--- start DATA SHOWN ---

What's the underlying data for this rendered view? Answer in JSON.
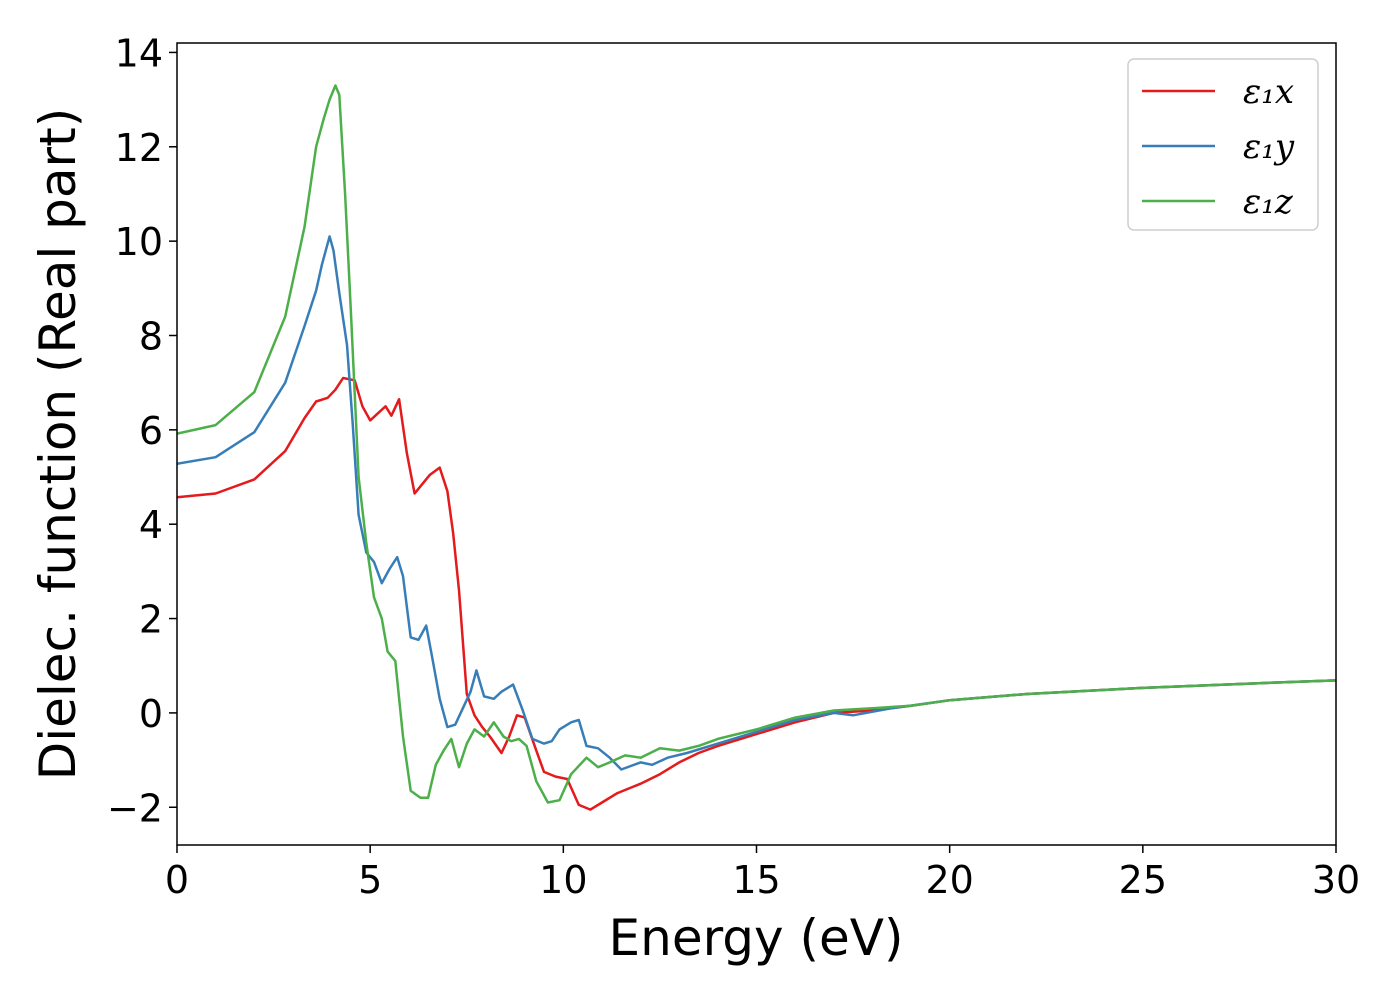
{
  "chart_data": {
    "type": "line",
    "xlabel": "Energy (eV)",
    "ylabel": "Dielec. function (Real part)",
    "xlim": [
      0,
      30
    ],
    "ylim": [
      -2.8,
      14.2
    ],
    "xticks": [
      0,
      5,
      10,
      15,
      20,
      25,
      30
    ],
    "yticks": [
      -2,
      0,
      2,
      4,
      6,
      8,
      10,
      12,
      14
    ],
    "xtick_labels": [
      "0",
      "5",
      "10",
      "15",
      "20",
      "25",
      "30"
    ],
    "ytick_labels": [
      "−2",
      "0",
      "2",
      "4",
      "6",
      "8",
      "10",
      "12",
      "14"
    ],
    "grid": false,
    "legend_position": "top-right",
    "series": [
      {
        "name": "ε₁x",
        "color": "#e41a1c",
        "points": [
          [
            0,
            4.57
          ],
          [
            1,
            4.65
          ],
          [
            2,
            4.95
          ],
          [
            2.8,
            5.55
          ],
          [
            3.3,
            6.25
          ],
          [
            3.6,
            6.6
          ],
          [
            3.9,
            6.68
          ],
          [
            4.1,
            6.85
          ],
          [
            4.3,
            7.1
          ],
          [
            4.6,
            7.05
          ],
          [
            4.8,
            6.5
          ],
          [
            5.0,
            6.2
          ],
          [
            5.2,
            6.35
          ],
          [
            5.4,
            6.5
          ],
          [
            5.55,
            6.3
          ],
          [
            5.75,
            6.65
          ],
          [
            5.95,
            5.5
          ],
          [
            6.15,
            4.65
          ],
          [
            6.35,
            4.85
          ],
          [
            6.55,
            5.05
          ],
          [
            6.8,
            5.2
          ],
          [
            7.0,
            4.7
          ],
          [
            7.15,
            3.8
          ],
          [
            7.3,
            2.6
          ],
          [
            7.5,
            0.4
          ],
          [
            7.7,
            -0.05
          ],
          [
            7.9,
            -0.3
          ],
          [
            8.1,
            -0.5
          ],
          [
            8.4,
            -0.85
          ],
          [
            8.6,
            -0.5
          ],
          [
            8.8,
            -0.05
          ],
          [
            9.0,
            -0.1
          ],
          [
            9.3,
            -0.8
          ],
          [
            9.5,
            -1.25
          ],
          [
            9.8,
            -1.35
          ],
          [
            10.1,
            -1.4
          ],
          [
            10.4,
            -1.95
          ],
          [
            10.7,
            -2.05
          ],
          [
            11.0,
            -1.9
          ],
          [
            11.4,
            -1.7
          ],
          [
            12.0,
            -1.5
          ],
          [
            12.5,
            -1.3
          ],
          [
            13.0,
            -1.05
          ],
          [
            13.5,
            -0.85
          ],
          [
            14.0,
            -0.7
          ],
          [
            15.0,
            -0.45
          ],
          [
            16.0,
            -0.2
          ],
          [
            17.0,
            0.0
          ],
          [
            18.0,
            0.05
          ],
          [
            19.0,
            0.15
          ],
          [
            20.0,
            0.27
          ],
          [
            22.0,
            0.4
          ],
          [
            25.0,
            0.53
          ],
          [
            28.0,
            0.63
          ],
          [
            30.0,
            0.69
          ]
        ]
      },
      {
        "name": "ε₁y",
        "color": "#377eb8",
        "points": [
          [
            0,
            5.28
          ],
          [
            1,
            5.42
          ],
          [
            2,
            5.95
          ],
          [
            2.8,
            7.0
          ],
          [
            3.3,
            8.2
          ],
          [
            3.6,
            8.95
          ],
          [
            3.75,
            9.5
          ],
          [
            3.95,
            10.1
          ],
          [
            4.05,
            9.8
          ],
          [
            4.2,
            8.9
          ],
          [
            4.4,
            7.8
          ],
          [
            4.55,
            6.1
          ],
          [
            4.7,
            4.2
          ],
          [
            4.9,
            3.4
          ],
          [
            5.1,
            3.2
          ],
          [
            5.3,
            2.75
          ],
          [
            5.5,
            3.05
          ],
          [
            5.7,
            3.3
          ],
          [
            5.85,
            2.9
          ],
          [
            6.05,
            1.6
          ],
          [
            6.25,
            1.55
          ],
          [
            6.45,
            1.85
          ],
          [
            6.6,
            1.2
          ],
          [
            6.8,
            0.3
          ],
          [
            7.0,
            -0.3
          ],
          [
            7.2,
            -0.25
          ],
          [
            7.4,
            0.1
          ],
          [
            7.6,
            0.45
          ],
          [
            7.75,
            0.9
          ],
          [
            7.95,
            0.35
          ],
          [
            8.2,
            0.3
          ],
          [
            8.4,
            0.45
          ],
          [
            8.7,
            0.6
          ],
          [
            8.95,
            0.05
          ],
          [
            9.2,
            -0.55
          ],
          [
            9.5,
            -0.65
          ],
          [
            9.7,
            -0.6
          ],
          [
            9.9,
            -0.35
          ],
          [
            10.2,
            -0.2
          ],
          [
            10.4,
            -0.15
          ],
          [
            10.6,
            -0.7
          ],
          [
            10.9,
            -0.75
          ],
          [
            11.2,
            -0.95
          ],
          [
            11.5,
            -1.2
          ],
          [
            12.0,
            -1.05
          ],
          [
            12.3,
            -1.1
          ],
          [
            12.7,
            -0.95
          ],
          [
            13.2,
            -0.85
          ],
          [
            14.0,
            -0.65
          ],
          [
            15.0,
            -0.4
          ],
          [
            16.0,
            -0.15
          ],
          [
            17.0,
            0.0
          ],
          [
            17.5,
            -0.05
          ],
          [
            18.5,
            0.1
          ],
          [
            20.0,
            0.27
          ],
          [
            22.0,
            0.4
          ],
          [
            25.0,
            0.53
          ],
          [
            28.0,
            0.63
          ],
          [
            30.0,
            0.69
          ]
        ]
      },
      {
        "name": "ε₁z",
        "color": "#4daf4a",
        "points": [
          [
            0,
            5.92
          ],
          [
            1,
            6.1
          ],
          [
            2,
            6.8
          ],
          [
            2.8,
            8.4
          ],
          [
            3.3,
            10.3
          ],
          [
            3.6,
            12.0
          ],
          [
            3.8,
            12.6
          ],
          [
            3.95,
            13.0
          ],
          [
            4.1,
            13.3
          ],
          [
            4.2,
            13.1
          ],
          [
            4.35,
            11.0
          ],
          [
            4.5,
            8.5
          ],
          [
            4.7,
            5.0
          ],
          [
            4.9,
            3.6
          ],
          [
            5.1,
            2.45
          ],
          [
            5.3,
            2.0
          ],
          [
            5.45,
            1.3
          ],
          [
            5.65,
            1.1
          ],
          [
            5.85,
            -0.5
          ],
          [
            6.05,
            -1.65
          ],
          [
            6.3,
            -1.8
          ],
          [
            6.5,
            -1.8
          ],
          [
            6.7,
            -1.1
          ],
          [
            6.9,
            -0.8
          ],
          [
            7.1,
            -0.55
          ],
          [
            7.3,
            -1.15
          ],
          [
            7.5,
            -0.65
          ],
          [
            7.7,
            -0.35
          ],
          [
            7.95,
            -0.5
          ],
          [
            8.2,
            -0.2
          ],
          [
            8.45,
            -0.5
          ],
          [
            8.65,
            -0.6
          ],
          [
            8.85,
            -0.55
          ],
          [
            9.05,
            -0.7
          ],
          [
            9.3,
            -1.45
          ],
          [
            9.6,
            -1.9
          ],
          [
            9.9,
            -1.85
          ],
          [
            10.2,
            -1.3
          ],
          [
            10.6,
            -0.95
          ],
          [
            10.9,
            -1.15
          ],
          [
            11.2,
            -1.05
          ],
          [
            11.6,
            -0.9
          ],
          [
            12.0,
            -0.95
          ],
          [
            12.5,
            -0.75
          ],
          [
            13.0,
            -0.8
          ],
          [
            13.5,
            -0.7
          ],
          [
            14.0,
            -0.55
          ],
          [
            15.0,
            -0.35
          ],
          [
            16.0,
            -0.1
          ],
          [
            17.0,
            0.05
          ],
          [
            18.0,
            0.1
          ],
          [
            19.0,
            0.15
          ],
          [
            20.0,
            0.27
          ],
          [
            22.0,
            0.4
          ],
          [
            25.0,
            0.53
          ],
          [
            28.0,
            0.63
          ],
          [
            30.0,
            0.69
          ]
        ]
      }
    ]
  }
}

--- end DATA SHOWN ---

EXERCISE REQUIREMENTS
Collect every line above that contains the word "color".

SOLUTION FOR THIS PROBLEM
        "color": "#e41a1c",
        "color": "#377eb8",
        "color": "#4daf4a",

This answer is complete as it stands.